(Vermeldingen met gelabelde gebieden)
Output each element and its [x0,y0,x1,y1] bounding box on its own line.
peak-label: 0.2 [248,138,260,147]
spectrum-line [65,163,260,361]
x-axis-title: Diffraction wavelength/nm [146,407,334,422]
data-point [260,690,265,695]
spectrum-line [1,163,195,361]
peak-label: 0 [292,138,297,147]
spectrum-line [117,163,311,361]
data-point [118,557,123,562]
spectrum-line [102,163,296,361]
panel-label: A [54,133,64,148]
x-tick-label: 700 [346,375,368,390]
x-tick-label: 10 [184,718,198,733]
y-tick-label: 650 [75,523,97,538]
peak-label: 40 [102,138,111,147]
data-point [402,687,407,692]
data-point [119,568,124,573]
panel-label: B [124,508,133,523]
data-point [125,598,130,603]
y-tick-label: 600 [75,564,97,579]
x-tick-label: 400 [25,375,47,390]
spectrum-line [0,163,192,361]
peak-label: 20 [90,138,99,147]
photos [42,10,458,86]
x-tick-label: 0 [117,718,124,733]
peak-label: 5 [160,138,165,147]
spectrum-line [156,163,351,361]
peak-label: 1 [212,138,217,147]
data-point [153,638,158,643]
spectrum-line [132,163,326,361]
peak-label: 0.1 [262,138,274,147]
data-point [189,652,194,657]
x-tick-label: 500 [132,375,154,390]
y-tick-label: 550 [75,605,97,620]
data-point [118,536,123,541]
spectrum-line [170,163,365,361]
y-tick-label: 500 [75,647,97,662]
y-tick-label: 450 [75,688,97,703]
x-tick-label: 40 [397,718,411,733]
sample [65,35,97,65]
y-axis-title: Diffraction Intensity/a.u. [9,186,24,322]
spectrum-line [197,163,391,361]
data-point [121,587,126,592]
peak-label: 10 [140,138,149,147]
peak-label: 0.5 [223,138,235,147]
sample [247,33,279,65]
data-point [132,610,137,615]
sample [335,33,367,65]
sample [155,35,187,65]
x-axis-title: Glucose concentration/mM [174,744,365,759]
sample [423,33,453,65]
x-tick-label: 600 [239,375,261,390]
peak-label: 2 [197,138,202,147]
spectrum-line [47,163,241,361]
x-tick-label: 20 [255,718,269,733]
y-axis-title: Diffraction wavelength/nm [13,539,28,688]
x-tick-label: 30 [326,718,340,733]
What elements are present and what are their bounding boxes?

--

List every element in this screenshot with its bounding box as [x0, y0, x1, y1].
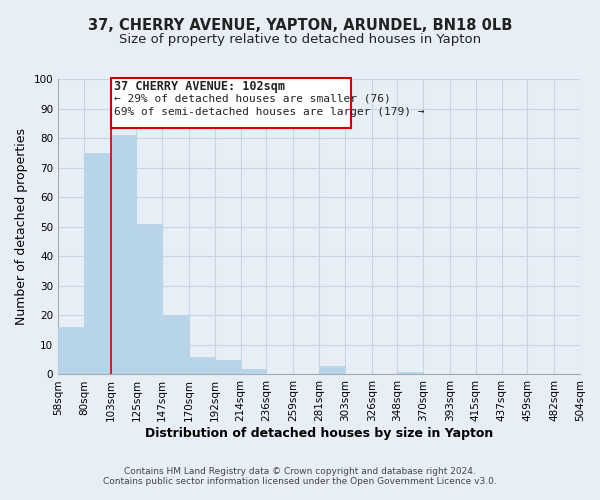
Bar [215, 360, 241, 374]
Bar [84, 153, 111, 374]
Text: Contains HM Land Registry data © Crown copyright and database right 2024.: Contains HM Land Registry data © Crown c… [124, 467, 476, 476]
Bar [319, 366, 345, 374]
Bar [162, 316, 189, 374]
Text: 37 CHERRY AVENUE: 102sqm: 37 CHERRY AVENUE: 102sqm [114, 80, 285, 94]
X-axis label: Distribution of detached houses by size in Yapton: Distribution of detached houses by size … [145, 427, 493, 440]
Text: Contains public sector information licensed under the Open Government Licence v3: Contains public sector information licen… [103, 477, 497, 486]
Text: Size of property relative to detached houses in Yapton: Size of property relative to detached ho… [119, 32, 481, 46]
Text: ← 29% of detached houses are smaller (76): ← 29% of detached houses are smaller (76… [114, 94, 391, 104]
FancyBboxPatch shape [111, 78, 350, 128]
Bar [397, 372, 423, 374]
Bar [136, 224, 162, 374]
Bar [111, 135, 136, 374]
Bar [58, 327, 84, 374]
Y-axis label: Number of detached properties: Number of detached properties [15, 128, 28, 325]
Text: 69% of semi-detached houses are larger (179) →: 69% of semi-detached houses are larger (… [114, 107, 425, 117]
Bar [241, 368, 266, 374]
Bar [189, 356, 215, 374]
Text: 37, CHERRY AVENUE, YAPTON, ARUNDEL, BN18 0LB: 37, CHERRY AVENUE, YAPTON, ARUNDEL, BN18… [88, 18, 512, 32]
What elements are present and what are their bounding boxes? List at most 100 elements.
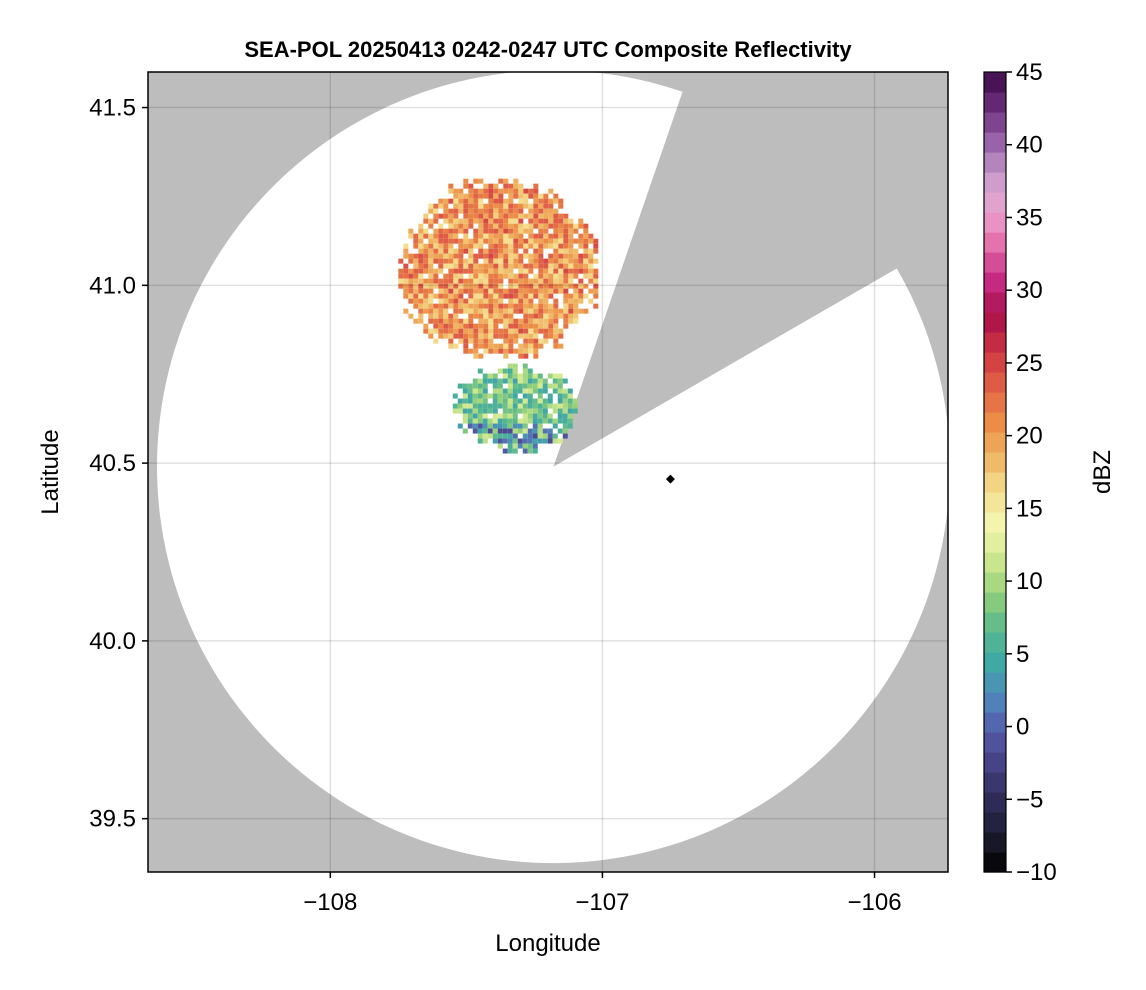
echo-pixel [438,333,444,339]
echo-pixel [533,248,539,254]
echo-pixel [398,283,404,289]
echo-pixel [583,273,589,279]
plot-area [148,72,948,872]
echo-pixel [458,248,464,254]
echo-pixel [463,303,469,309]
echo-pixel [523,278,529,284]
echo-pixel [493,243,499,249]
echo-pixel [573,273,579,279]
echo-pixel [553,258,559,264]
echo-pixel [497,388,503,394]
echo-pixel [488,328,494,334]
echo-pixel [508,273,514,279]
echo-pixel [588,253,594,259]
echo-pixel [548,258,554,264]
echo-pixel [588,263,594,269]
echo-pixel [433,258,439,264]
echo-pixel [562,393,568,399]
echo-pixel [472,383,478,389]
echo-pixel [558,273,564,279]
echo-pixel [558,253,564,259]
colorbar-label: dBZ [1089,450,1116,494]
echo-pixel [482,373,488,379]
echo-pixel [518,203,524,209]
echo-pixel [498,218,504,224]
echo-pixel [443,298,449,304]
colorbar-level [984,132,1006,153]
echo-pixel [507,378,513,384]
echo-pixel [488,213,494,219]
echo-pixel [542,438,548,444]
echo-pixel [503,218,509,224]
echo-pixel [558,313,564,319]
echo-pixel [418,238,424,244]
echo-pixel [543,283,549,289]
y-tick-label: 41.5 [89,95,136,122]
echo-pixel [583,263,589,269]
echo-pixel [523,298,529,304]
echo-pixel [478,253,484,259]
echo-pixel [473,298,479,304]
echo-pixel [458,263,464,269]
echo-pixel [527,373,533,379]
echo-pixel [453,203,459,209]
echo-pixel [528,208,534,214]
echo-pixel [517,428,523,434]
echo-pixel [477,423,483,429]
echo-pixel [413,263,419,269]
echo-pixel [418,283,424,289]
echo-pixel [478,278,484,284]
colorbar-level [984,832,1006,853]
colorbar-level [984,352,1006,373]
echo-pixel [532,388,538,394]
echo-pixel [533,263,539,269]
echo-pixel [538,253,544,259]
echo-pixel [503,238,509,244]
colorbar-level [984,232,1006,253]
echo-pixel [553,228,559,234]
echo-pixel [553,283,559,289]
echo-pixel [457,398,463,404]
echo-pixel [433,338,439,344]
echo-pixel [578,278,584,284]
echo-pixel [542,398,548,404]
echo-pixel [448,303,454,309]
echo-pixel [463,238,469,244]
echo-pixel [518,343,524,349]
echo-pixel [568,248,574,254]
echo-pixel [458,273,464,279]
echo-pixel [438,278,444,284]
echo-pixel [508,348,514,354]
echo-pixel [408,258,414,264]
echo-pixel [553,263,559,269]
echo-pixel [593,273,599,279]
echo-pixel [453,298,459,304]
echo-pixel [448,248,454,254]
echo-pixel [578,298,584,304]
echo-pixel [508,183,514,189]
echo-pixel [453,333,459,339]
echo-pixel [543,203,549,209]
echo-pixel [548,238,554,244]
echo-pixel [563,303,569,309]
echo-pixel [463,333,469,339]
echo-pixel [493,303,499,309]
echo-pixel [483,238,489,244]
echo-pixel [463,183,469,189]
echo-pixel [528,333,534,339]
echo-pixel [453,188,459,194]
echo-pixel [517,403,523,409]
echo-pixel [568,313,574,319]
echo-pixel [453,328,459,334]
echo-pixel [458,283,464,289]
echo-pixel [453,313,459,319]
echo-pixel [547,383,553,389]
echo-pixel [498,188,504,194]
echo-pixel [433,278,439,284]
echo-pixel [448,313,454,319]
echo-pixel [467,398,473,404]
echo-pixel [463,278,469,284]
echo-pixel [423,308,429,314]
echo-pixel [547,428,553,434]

--

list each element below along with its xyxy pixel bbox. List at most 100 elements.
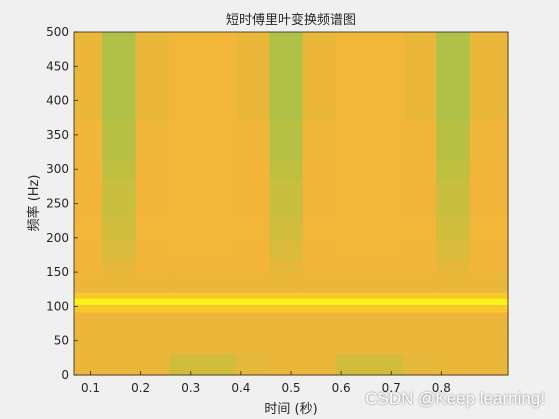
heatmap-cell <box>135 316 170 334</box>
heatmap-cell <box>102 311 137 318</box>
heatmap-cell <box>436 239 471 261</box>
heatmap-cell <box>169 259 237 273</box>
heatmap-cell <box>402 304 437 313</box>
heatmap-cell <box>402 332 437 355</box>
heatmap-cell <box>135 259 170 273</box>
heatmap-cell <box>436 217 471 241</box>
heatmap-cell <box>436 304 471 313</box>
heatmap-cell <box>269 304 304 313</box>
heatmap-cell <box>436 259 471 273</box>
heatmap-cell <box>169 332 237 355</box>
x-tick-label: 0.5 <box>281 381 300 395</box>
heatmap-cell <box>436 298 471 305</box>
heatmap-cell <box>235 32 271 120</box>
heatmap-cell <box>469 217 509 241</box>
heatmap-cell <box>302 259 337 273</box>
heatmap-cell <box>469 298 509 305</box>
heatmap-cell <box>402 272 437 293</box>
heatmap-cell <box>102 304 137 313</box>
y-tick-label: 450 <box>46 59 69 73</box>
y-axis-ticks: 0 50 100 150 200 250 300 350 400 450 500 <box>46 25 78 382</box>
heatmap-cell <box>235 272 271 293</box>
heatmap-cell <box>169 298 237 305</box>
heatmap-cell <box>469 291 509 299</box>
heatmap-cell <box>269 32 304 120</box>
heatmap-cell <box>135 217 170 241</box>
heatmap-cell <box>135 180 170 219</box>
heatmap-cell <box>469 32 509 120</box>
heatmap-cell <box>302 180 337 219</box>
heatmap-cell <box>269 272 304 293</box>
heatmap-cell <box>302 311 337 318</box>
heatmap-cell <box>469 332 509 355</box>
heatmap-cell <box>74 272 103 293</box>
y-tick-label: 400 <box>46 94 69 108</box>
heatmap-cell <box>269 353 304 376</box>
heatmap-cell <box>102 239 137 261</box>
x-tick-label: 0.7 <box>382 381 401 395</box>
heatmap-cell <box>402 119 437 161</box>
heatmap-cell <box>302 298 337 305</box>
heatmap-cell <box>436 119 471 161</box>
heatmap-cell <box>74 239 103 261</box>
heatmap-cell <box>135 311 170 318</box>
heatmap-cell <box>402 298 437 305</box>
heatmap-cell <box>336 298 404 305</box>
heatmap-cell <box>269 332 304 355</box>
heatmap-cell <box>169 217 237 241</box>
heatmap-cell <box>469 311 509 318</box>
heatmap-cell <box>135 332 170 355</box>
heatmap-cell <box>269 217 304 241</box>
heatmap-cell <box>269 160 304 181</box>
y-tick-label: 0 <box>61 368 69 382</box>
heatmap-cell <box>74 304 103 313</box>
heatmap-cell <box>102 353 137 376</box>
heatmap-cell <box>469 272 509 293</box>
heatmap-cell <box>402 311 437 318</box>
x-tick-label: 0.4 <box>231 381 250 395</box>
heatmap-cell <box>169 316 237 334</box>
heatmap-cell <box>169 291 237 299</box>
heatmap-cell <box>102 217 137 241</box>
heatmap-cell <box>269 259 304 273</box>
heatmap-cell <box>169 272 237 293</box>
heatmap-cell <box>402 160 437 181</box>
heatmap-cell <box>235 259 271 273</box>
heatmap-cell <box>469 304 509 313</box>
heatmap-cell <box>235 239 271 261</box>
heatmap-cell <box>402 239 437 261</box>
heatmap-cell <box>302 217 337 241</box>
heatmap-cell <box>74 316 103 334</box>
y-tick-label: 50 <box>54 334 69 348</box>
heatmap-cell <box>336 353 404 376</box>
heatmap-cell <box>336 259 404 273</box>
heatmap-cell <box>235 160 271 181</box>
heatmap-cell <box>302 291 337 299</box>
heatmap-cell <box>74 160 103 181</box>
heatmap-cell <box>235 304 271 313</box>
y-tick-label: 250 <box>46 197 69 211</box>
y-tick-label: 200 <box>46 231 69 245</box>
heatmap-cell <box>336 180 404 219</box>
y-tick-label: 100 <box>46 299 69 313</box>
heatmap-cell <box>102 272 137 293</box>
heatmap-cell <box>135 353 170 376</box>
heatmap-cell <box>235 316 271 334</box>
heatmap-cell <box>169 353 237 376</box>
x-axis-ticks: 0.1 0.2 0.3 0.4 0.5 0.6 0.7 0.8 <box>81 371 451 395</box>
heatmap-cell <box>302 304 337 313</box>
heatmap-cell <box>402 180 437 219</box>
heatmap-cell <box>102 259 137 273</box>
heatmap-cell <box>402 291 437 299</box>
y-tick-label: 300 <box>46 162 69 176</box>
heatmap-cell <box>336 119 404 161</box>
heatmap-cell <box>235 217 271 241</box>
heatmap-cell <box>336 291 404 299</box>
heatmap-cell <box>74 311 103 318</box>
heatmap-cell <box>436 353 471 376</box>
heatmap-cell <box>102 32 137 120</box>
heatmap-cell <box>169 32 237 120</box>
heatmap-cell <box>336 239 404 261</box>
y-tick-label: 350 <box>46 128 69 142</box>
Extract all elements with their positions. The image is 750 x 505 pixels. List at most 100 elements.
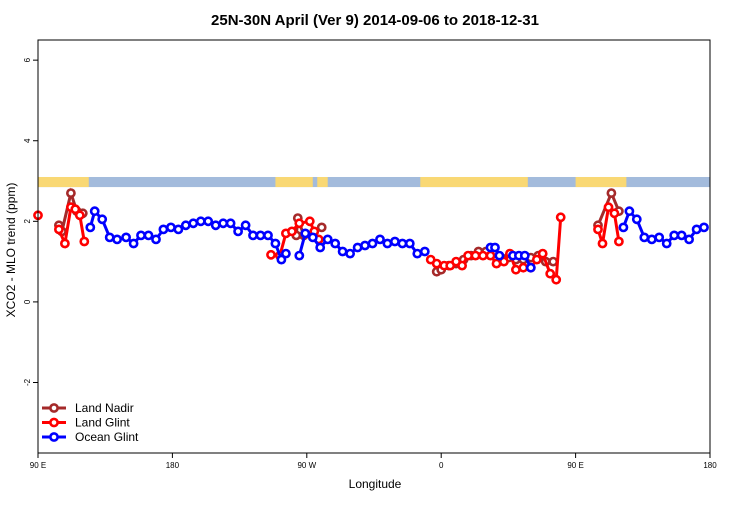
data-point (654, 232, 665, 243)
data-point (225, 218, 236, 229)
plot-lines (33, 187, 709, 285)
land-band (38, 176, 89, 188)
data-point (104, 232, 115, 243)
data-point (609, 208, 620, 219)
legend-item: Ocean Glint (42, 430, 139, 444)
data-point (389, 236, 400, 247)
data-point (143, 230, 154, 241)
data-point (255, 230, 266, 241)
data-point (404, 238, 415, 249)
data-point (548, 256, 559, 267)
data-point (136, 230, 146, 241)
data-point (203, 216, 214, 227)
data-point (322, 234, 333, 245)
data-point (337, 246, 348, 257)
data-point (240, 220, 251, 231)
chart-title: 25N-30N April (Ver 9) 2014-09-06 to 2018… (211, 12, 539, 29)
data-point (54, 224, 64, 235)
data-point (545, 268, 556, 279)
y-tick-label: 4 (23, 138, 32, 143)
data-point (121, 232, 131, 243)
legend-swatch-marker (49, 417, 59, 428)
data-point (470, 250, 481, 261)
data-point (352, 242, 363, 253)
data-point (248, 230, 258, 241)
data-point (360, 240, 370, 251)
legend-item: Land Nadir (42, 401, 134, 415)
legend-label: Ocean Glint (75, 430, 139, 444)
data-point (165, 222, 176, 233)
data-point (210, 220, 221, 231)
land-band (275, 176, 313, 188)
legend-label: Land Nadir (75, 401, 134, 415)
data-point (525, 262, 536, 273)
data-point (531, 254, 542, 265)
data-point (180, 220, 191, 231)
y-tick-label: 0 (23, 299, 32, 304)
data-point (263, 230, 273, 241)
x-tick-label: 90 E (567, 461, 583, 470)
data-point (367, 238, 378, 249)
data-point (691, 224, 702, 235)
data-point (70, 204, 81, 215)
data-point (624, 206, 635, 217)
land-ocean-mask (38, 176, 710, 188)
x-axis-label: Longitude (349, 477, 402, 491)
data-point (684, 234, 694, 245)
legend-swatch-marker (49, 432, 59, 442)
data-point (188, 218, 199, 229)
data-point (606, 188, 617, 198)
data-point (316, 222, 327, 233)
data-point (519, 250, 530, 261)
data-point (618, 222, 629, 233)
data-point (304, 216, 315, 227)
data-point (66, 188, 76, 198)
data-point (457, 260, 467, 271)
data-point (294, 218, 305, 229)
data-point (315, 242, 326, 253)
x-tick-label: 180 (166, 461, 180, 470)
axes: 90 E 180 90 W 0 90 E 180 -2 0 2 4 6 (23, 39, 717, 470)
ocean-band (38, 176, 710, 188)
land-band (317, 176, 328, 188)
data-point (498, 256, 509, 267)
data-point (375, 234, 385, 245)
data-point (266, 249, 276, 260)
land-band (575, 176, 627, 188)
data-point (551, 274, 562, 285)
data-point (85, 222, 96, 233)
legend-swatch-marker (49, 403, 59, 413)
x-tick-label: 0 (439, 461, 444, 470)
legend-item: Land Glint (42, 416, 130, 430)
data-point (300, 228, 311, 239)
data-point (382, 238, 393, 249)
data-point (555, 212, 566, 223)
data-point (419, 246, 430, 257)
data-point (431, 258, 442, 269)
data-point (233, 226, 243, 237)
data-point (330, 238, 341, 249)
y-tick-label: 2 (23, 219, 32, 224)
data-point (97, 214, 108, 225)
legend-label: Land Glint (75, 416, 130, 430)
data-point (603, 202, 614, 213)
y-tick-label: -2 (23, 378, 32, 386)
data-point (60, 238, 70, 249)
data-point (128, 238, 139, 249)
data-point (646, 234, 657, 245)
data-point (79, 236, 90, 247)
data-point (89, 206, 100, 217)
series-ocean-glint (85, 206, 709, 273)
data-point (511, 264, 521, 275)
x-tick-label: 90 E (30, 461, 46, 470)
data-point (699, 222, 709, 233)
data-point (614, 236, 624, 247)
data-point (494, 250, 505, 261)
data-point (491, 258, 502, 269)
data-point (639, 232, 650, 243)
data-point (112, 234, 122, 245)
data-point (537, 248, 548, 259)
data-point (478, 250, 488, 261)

* _DOEL_
Vervang "spectrum-line" door "spectrumlijn" in de regels vanaf de regel met "Output each element" tot en met de regel met "sample [155,35,187,65]", en geef alleen deze regels weer, verder ongewijzigd.

* _RESULTAAT_
Output each element and its [x0,y0,x1,y1] bounding box on its own line.
peak-label: 0.2 [248,138,260,147]
spectrumlijn [65,163,260,361]
x-axis-title: Diffraction wavelength/nm [146,407,334,422]
data-point [260,690,265,695]
spectrumlijn [1,163,195,361]
peak-label: 0 [292,138,297,147]
spectrumlijn [117,163,311,361]
data-point [118,557,123,562]
spectrumlijn [102,163,296,361]
panel-label: A [54,133,64,148]
x-tick-label: 700 [346,375,368,390]
x-tick-label: 10 [184,718,198,733]
y-tick-label: 650 [75,523,97,538]
peak-label: 40 [102,138,111,147]
data-point [402,687,407,692]
data-point [119,568,124,573]
panel-label: B [124,508,133,523]
data-point [125,598,130,603]
y-tick-label: 600 [75,564,97,579]
x-tick-label: 400 [25,375,47,390]
spectrumlijn [0,163,192,361]
peak-label: 20 [90,138,99,147]
photos [42,10,458,86]
x-tick-label: 0 [117,718,124,733]
peak-label: 5 [160,138,165,147]
spectrumlijn [156,163,351,361]
peak-label: 1 [212,138,217,147]
data-point [153,638,158,643]
spectrumlijn [132,163,326,361]
peak-label: 0.1 [262,138,274,147]
data-point [189,652,194,657]
x-tick-label: 500 [132,375,154,390]
y-tick-label: 550 [75,605,97,620]
data-point [118,536,123,541]
spectrumlijn [170,163,365,361]
y-tick-label: 500 [75,647,97,662]
y-tick-label: 450 [75,688,97,703]
x-tick-label: 40 [397,718,411,733]
sample [65,35,97,65]
y-axis-title: Diffraction Intensity/a.u. [9,186,24,322]
spectrumlijn [197,163,391,361]
data-point [121,587,126,592]
peak-label: 10 [140,138,149,147]
peak-label: 0.5 [223,138,235,147]
sample [247,33,279,65]
data-point [132,610,137,615]
sample [335,33,367,65]
sample [155,35,187,65]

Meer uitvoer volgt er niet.